Direction: Repeat the records below exactly, leaving out any pictures.

[Part of a data file]
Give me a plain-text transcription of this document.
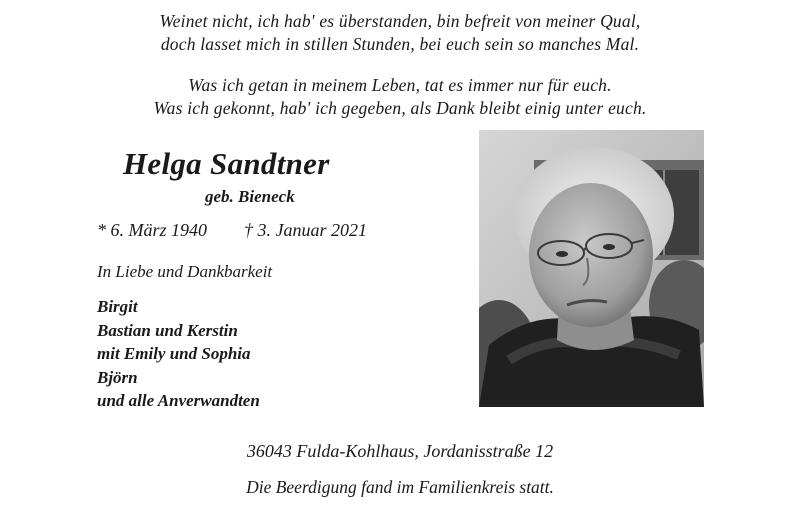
Weinet nicht, ich hab' es überstanden, bin befreit von meiner Qual,
doch lasset mich in stillen Stunden, bei euch sein so manches Mal.
Was ich getan in meinem Leben, tat es immer nur für euch.
Was ich gekonnt, hab' ich gegeben, als Dank bleibt einig unter euch.
Helga Sandtner
geb. Bieneck
* 6. März 1940 † 3. Januar 2021
In Liebe und Dankbarkeit
Birgit
Bastian und Kerstin
mit Emily und Sophia
Björn
und alle Anverwandten
36043 Fulda-Kohlhaus, Jordanisstraße 12
Die Beerdigung fand im Familienkreis statt.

Task answer:
Give me a plain-text transcription of this document.
Weinet nicht, ich hab' es überstanden, bin befreit von meiner Qual,
doch lasset mich in stillen Stunden, bei euch sein so manches Mal.
Was ich getan in meinem Leben, tat es immer nur für euch.
Was ich gekonnt, hab' ich gegeben, als Dank bleibt einig unter euch.
Helga Sandtner
geb. Bieneck
* 6. März 1940 † 3. Januar 2021
In Liebe und Dankbarkeit
Birgit
Bastian und Kerstin
mit Emily und Sophia
Björn
und alle Anverwandten
36043 Fulda-Kohlhaus, Jordanisstraße 12
Die Beerdigung fand im Familienkreis statt.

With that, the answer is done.